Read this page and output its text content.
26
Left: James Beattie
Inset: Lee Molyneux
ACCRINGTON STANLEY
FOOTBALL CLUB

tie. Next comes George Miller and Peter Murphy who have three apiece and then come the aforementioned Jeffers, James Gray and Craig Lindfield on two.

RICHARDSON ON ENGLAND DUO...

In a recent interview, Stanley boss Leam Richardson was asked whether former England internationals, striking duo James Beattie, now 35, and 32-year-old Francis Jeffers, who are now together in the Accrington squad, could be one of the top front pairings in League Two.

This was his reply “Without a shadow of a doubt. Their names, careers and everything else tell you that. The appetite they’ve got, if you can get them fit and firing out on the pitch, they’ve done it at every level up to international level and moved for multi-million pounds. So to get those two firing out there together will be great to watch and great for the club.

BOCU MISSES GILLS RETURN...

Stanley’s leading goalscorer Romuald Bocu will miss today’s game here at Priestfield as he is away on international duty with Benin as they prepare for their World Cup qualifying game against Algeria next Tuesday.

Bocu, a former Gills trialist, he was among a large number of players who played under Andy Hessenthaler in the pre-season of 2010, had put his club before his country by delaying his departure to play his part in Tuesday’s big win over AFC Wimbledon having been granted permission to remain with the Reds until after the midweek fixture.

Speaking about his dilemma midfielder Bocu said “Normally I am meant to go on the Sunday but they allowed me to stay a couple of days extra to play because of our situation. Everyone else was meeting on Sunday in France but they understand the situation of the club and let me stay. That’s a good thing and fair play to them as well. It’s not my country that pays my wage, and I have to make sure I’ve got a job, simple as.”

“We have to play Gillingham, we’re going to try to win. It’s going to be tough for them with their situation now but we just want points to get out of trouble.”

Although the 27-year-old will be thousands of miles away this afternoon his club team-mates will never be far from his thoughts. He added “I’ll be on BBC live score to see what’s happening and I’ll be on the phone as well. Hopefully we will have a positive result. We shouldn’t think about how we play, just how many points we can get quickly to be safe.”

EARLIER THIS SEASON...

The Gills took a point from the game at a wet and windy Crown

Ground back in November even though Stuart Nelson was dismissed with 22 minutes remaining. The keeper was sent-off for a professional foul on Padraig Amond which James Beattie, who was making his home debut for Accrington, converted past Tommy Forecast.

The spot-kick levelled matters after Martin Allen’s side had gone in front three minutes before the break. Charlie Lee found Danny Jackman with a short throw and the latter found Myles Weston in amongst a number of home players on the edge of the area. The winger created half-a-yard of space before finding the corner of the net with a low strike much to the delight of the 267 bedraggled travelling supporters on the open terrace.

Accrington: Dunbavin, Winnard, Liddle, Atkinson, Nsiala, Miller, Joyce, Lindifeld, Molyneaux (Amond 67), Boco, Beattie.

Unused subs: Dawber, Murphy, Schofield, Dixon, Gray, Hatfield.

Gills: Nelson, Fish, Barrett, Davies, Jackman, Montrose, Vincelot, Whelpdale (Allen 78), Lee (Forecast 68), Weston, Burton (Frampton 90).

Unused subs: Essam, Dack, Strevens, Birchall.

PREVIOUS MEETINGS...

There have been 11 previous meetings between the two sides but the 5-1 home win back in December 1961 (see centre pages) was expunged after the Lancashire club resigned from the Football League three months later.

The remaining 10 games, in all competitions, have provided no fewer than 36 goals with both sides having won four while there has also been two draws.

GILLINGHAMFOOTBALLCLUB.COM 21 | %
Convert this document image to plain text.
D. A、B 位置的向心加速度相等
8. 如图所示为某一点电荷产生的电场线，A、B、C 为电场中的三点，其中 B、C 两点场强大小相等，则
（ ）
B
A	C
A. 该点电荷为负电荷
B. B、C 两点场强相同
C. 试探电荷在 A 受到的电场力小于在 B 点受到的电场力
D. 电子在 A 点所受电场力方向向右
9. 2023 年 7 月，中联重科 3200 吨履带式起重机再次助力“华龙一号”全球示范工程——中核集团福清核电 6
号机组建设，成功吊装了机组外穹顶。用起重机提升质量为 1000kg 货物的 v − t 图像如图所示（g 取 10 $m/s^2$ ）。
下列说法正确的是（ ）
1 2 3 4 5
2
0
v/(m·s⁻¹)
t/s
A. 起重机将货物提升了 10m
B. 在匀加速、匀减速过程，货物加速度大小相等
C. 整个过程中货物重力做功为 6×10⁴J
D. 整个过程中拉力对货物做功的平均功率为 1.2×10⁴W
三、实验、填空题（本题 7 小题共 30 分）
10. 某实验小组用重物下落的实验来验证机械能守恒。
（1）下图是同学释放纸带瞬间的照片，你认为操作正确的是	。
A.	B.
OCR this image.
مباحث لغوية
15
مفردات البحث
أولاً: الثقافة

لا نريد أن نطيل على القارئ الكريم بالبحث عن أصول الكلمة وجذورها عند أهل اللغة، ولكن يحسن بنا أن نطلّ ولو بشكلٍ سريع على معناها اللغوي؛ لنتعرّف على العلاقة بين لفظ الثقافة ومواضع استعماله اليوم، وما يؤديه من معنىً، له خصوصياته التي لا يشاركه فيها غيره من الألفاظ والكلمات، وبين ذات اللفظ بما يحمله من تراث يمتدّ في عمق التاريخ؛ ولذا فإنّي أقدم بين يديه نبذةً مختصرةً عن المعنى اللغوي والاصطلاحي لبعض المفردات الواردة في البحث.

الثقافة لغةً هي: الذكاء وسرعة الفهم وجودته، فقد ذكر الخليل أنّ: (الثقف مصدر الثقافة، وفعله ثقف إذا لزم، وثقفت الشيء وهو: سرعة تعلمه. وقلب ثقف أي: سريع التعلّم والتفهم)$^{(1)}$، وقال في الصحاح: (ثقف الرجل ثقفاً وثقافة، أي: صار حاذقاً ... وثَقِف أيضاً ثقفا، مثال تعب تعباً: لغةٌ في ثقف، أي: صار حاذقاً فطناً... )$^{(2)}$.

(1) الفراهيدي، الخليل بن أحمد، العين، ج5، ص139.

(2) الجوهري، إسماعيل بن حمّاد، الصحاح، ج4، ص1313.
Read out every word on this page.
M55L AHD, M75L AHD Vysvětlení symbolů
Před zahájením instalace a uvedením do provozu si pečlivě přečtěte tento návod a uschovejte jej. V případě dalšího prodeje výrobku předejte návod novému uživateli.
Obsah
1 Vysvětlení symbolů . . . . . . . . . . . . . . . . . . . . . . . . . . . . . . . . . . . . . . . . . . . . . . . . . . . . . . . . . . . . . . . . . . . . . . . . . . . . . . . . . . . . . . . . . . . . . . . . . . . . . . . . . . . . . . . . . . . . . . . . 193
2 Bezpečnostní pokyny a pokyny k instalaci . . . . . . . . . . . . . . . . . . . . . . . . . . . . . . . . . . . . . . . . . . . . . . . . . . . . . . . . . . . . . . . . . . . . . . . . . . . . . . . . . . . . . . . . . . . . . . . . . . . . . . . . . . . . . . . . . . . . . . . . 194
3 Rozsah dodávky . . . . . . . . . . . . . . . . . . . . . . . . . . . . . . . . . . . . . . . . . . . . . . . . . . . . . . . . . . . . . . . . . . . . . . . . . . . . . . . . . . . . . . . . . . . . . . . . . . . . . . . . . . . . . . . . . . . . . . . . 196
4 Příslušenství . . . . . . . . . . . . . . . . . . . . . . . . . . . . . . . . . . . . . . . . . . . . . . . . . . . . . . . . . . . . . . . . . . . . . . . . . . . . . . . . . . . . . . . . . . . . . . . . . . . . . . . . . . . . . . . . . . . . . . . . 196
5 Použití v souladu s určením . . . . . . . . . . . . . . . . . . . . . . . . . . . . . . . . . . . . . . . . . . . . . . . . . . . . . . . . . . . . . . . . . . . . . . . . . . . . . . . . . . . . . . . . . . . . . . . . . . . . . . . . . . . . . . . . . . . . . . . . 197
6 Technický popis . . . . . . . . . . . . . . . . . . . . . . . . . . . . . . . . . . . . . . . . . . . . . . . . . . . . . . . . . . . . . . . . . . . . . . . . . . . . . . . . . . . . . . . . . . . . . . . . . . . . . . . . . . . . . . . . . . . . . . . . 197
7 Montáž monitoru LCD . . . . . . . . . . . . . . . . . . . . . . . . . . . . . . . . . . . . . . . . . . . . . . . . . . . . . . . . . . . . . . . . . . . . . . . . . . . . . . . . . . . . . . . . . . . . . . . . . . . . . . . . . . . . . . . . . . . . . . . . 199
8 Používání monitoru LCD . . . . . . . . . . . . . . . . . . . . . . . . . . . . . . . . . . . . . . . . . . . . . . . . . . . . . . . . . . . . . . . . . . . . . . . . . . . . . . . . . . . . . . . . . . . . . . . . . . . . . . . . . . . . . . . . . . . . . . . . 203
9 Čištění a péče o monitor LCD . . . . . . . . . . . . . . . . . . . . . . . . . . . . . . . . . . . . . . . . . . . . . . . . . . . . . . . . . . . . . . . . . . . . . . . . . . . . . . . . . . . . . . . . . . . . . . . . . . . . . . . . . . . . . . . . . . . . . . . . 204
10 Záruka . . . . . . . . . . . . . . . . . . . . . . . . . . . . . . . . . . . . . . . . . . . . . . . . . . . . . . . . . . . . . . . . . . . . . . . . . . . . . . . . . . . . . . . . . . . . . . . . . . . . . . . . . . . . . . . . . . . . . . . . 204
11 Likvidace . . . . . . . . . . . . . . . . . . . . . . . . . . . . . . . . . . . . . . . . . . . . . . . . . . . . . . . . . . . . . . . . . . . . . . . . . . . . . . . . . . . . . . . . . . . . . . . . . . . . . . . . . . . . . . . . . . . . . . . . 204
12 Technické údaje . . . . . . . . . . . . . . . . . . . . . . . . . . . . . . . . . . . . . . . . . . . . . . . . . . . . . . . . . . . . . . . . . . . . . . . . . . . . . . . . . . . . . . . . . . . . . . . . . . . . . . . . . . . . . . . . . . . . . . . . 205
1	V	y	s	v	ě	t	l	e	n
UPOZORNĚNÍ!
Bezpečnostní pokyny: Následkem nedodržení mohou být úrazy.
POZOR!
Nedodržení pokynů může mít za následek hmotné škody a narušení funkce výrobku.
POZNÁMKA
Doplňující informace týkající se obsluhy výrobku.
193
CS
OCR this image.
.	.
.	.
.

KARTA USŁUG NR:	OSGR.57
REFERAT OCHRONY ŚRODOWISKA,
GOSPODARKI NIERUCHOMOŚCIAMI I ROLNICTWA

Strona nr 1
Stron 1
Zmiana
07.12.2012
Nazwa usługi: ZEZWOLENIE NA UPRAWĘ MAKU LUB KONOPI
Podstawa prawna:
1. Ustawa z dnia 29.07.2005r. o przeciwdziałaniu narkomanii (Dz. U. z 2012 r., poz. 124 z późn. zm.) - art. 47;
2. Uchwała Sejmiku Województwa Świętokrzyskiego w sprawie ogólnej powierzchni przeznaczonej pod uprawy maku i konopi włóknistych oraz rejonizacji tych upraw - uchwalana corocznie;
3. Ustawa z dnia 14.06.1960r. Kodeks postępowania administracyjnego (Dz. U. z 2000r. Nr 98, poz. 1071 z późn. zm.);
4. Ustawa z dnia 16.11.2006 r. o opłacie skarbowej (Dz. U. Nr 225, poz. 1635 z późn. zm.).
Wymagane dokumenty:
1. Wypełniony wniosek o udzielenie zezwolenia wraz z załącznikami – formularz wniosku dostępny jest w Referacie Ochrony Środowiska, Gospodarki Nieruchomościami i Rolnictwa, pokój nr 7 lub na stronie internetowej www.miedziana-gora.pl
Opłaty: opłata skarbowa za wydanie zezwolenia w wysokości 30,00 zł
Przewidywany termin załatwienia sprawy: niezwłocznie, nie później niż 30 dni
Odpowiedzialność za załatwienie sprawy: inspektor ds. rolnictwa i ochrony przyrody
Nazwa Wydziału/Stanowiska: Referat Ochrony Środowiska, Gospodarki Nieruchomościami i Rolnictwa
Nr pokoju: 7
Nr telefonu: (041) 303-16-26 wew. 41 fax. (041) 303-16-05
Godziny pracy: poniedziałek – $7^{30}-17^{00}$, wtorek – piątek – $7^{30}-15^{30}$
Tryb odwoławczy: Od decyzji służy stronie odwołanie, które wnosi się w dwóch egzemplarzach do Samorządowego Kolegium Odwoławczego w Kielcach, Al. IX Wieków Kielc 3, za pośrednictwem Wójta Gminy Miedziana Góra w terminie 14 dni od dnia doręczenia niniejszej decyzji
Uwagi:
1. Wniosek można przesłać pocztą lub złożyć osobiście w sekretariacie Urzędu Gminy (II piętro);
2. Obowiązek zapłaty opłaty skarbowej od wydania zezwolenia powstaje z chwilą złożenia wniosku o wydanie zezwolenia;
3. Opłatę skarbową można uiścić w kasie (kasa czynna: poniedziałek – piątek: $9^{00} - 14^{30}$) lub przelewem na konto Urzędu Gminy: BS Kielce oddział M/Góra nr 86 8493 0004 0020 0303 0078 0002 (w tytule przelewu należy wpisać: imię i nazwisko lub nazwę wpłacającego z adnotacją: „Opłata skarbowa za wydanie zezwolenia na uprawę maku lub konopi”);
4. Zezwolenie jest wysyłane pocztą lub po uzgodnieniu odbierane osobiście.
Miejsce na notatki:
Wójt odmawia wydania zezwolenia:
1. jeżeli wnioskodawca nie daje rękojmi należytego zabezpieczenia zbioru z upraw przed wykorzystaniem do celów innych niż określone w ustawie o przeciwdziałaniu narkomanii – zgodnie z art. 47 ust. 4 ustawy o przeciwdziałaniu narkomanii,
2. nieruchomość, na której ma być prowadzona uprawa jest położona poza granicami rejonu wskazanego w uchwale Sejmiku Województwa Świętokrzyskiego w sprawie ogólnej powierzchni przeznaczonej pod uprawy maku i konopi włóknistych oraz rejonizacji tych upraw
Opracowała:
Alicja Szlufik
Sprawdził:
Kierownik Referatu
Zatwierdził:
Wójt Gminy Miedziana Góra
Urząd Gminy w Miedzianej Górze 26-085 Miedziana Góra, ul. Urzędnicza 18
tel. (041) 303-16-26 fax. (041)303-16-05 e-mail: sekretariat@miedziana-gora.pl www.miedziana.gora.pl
........
Written task: Report each line in the data that holds the word "gora".

Solution:
1. Wypełniony wniosek o udzielenie zezwolenia wraz z załącznikami – formularz wniosku dostępny jest w Referacie Ochrony Środowiska, Gospodarki Nieruchomościami i Rolnictwa, pokój nr 7 lub na stronie internetowej www.miedziana-gora.pl
tel. (041) 303-16-26 fax. (041)303-16-05 e-mail: sekretariat@miedziana-gora.pl www.miedziana.gora.pl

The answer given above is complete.